◆ **TASK PROMPT**
Identify the lines that contain the word "this", then copy them.

◆ **RECORDS FOR PROCESSING**
>>>>
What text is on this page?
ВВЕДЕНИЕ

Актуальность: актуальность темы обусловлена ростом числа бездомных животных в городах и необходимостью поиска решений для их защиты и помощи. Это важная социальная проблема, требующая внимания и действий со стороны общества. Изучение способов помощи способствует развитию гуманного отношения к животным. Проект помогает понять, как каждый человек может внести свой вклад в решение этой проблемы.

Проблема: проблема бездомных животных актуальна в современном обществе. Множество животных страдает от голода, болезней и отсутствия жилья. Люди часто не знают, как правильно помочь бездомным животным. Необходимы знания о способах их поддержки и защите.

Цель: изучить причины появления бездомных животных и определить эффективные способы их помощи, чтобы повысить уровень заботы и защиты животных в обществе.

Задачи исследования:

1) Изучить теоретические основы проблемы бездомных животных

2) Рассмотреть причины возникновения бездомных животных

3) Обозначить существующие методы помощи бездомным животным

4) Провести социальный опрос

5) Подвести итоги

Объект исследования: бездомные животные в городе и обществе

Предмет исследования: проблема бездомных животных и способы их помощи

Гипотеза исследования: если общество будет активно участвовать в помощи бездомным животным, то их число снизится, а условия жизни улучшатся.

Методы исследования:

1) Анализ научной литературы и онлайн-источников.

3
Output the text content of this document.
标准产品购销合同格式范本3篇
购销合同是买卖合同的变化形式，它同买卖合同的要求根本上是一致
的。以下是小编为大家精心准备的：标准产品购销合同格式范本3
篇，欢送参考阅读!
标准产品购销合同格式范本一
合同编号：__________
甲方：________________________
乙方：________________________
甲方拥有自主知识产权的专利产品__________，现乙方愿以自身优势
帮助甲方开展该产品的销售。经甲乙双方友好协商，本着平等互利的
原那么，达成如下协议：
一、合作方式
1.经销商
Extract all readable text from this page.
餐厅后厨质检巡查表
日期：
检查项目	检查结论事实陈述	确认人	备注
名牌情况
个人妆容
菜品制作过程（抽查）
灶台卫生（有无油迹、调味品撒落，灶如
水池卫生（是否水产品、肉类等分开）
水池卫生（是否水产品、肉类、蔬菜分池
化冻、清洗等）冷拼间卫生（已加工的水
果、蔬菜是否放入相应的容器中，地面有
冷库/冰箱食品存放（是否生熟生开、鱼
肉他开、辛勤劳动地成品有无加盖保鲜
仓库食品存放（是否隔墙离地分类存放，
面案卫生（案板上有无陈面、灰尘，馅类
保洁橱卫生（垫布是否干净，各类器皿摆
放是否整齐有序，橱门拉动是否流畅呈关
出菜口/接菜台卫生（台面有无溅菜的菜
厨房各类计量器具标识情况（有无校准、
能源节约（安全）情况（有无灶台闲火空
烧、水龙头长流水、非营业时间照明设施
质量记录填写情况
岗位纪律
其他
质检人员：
<<<<
◆ **ANSWER FOR THE TASK**
What text is on this page?
Output the text content of this document.
Extract all readable text from this page.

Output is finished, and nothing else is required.